Directions
Take the data below and repeat it exactly.

Records supplied
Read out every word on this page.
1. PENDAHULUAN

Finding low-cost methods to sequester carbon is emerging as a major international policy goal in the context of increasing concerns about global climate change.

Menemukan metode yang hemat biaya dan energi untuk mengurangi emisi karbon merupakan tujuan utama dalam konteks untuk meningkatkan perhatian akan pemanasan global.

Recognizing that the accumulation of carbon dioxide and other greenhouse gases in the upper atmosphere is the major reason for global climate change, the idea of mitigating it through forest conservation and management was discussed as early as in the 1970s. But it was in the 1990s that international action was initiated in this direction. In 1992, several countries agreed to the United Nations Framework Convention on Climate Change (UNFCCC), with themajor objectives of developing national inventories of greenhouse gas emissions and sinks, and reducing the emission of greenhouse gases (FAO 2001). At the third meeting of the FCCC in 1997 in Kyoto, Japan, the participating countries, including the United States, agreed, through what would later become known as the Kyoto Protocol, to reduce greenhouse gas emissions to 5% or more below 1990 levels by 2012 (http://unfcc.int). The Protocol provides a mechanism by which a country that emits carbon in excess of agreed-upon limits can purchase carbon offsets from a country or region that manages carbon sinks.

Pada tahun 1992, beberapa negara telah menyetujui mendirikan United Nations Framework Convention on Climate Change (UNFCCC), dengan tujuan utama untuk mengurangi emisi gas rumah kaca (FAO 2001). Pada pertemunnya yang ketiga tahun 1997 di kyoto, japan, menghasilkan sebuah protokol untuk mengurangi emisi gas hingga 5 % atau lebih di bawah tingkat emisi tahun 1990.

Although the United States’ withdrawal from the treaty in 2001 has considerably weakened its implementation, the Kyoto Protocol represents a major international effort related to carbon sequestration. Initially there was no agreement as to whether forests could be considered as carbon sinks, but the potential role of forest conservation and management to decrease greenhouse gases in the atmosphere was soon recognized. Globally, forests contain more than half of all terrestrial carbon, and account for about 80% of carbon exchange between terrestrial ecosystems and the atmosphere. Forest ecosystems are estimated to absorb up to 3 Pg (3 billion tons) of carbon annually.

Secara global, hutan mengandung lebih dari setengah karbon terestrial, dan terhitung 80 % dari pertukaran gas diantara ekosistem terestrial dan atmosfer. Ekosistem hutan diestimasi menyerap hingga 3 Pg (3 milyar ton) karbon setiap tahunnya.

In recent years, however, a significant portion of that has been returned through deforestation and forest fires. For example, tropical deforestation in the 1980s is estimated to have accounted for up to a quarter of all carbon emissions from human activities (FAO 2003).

Task answer
Read out every word on this page.
1. PENDAHULUAN

Finding low-cost methods to sequester carbon is emerging as a major international policy goal in the context of increasing concerns about global climate change.

Menemukan metode yang hemat biaya dan energi untuk mengurangi emisi karbon merupakan tujuan utama dalam konteks untuk meningkatkan perhatian akan pemanasan global.

Recognizing that the accumulation of carbon dioxide and other greenhouse gases in the upper atmosphere is the major reason for global climate change, the idea of mitigating it through forest conservation and management was discussed as early as in the 1970s. But it was in the 1990s that international action was initiated in this direction. In 1992, several countries agreed to the United Nations Framework Convention on Climate Change (UNFCCC), with themajor objectives of developing national inventories of greenhouse gas emissions and sinks, and reducing the emission of greenhouse gases (FAO 2001). At the third meeting of the FCCC in 1997 in Kyoto, Japan, the participating countries, including the United States, agreed, through what would later become known as the Kyoto Protocol, to reduce greenhouse gas emissions to 5% or more below 1990 levels by 2012 (http://unfcc.int). The Protocol provides a mechanism by which a country that emits carbon in excess of agreed-upon limits can purchase carbon offsets from a country or region that manages carbon sinks.

Pada tahun 1992, beberapa negara telah menyetujui mendirikan United Nations Framework Convention on Climate Change (UNFCCC), dengan tujuan utama untuk mengurangi emisi gas rumah kaca (FAO 2001). Pada pertemunnya yang ketiga tahun 1997 di kyoto, japan, menghasilkan sebuah protokol untuk mengurangi emisi gas hingga 5 % atau lebih di bawah tingkat emisi tahun 1990.

Although the United States’ withdrawal from the treaty in 2001 has considerably weakened its implementation, the Kyoto Protocol represents a major international effort related to carbon sequestration. Initially there was no agreement as to whether forests could be considered as carbon sinks, but the potential role of forest conservation and management to decrease greenhouse gases in the atmosphere was soon recognized. Globally, forests contain more than half of all terrestrial carbon, and account for about 80% of carbon exchange between terrestrial ecosystems and the atmosphere. Forest ecosystems are estimated to absorb up to 3 Pg (3 billion tons) of carbon annually.

Secara global, hutan mengandung lebih dari setengah karbon terestrial, dan terhitung 80 % dari pertukaran gas diantara ekosistem terestrial dan atmosfer. Ekosistem hutan diestimasi menyerap hingga 3 Pg (3 milyar ton) karbon setiap tahunnya.

In recent years, however, a significant portion of that has been returned through deforestation and forest fires. For example, tropical deforestation in the 1980s is estimated to have accounted for up to a quarter of all carbon emissions from human activities (FAO 2003).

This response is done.